* _WHAT IS BEING ASKED_: Print the complete set of entries exactly.

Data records
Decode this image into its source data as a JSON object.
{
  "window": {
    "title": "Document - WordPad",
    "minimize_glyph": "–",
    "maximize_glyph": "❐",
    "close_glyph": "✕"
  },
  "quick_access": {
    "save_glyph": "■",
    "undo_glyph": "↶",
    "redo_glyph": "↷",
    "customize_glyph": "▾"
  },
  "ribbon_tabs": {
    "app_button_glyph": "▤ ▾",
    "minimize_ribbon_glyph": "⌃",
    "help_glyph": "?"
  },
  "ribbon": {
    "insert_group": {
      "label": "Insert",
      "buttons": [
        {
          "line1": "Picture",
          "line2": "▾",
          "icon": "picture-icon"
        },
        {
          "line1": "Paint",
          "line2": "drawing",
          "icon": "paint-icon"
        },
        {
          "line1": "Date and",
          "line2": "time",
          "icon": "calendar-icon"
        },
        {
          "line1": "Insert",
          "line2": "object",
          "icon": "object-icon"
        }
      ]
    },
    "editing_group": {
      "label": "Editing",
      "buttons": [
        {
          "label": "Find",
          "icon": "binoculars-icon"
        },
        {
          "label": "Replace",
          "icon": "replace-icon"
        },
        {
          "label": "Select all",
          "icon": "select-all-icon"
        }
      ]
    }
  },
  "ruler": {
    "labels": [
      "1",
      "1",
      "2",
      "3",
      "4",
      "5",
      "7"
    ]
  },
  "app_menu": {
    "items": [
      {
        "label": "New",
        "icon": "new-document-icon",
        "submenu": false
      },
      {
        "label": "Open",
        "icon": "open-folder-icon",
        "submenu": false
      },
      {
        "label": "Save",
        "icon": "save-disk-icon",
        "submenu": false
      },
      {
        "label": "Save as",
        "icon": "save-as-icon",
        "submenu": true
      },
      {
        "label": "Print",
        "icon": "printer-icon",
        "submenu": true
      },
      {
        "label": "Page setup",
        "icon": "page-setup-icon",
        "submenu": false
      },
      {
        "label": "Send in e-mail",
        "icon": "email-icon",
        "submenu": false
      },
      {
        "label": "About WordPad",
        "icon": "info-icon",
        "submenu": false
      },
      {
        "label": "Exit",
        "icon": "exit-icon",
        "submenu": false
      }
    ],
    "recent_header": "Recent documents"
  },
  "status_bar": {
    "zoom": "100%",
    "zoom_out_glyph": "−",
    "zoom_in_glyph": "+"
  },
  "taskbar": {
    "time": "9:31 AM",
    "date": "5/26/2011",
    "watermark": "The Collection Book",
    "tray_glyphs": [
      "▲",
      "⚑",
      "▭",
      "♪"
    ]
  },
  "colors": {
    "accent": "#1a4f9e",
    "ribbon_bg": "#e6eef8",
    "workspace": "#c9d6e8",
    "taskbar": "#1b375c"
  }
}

* _WORKED SOLUTION_:
Decode this image into its source data as a JSON object.
{
  "window": {
    "title": "Document - WordPad",
    "minimize_glyph": "–",
    "maximize_glyph": "❐",
    "close_glyph": "✕"
  },
  "quick_access": {
    "save_glyph": "■",
    "undo_glyph": "↶",
    "redo_glyph": "↷",
    "customize_glyph": "▾"
  },
  "ribbon_tabs": {
    "app_button_glyph": "▤ ▾",
    "minimize_ribbon_glyph": "⌃",
    "help_glyph": "?"
  },
  "ribbon": {
    "insert_group": {
      "label": "Insert",
      "buttons": [
        {
          "line1": "Picture",
          "line2": "▾",
          "icon": "picture-icon"
        },
        {
          "line1": "Paint",
          "line2": "drawing",
          "icon": "paint-icon"
        },
        {
          "line1": "Date and",
          "line2": "time",
          "icon": "calendar-icon"
        },
        {
          "line1": "Insert",
          "line2": "object",
          "icon": "object-icon"
        }
      ]
    },
    "editing_group": {
      "label": "Editing",
      "buttons": [
        {
          "label": "Find",
          "icon": "binoculars-icon"
        },
        {
          "label": "Replace",
          "icon": "replace-icon"
        },
        {
          "label": "Select all",
          "icon": "select-all-icon"
        }
      ]
    }
  },
  "ruler": {
    "labels": [
      "1",
      "1",
      "2",
      "3",
      "4",
      "5",
      "7"
    ]
  },
  "app_menu": {
    "items": [
      {
        "label": "New",
        "icon": "new-document-icon",
        "submenu": false
      },
      {
        "label": "Open",
        "icon": "open-folder-icon",
        "submenu": false
      },
      {
        "label": "Save",
        "icon": "save-disk-icon",
        "submenu": false
      },
      {
        "label": "Save as",
        "icon": "save-as-icon",
        "submenu": true
      },
      {
        "label": "Print",
        "icon": "printer-icon",
        "submenu": true
      },
      {
        "label": "Page setup",
        "icon": "page-setup-icon",
        "submenu": false
      },
      {
        "label": "Send in e-mail",
        "icon": "email-icon",
        "submenu": false
      },
      {
        "label": "About WordPad",
        "icon": "info-icon",
        "submenu": false
      },
      {
        "label": "Exit",
        "icon": "exit-icon",
        "submenu": false
      }
    ],
    "recent_header": "Recent documents"
  },
  "status_bar": {
    "zoom": "100%",
    "zoom_out_glyph": "−",
    "zoom_in_glyph": "+"
  },
  "taskbar": {
    "time": "9:31 AM",
    "date": "5/26/2011",
    "watermark": "The Collection Book",
    "tray_glyphs": [
      "▲",
      "⚑",
      "▭",
      "♪"
    ]
  },
  "colors": {
    "accent": "#1a4f9e",
    "ribbon_bg": "#e6eef8",
    "workspace": "#c9d6e8",
    "taskbar": "#1b375c"
  }
}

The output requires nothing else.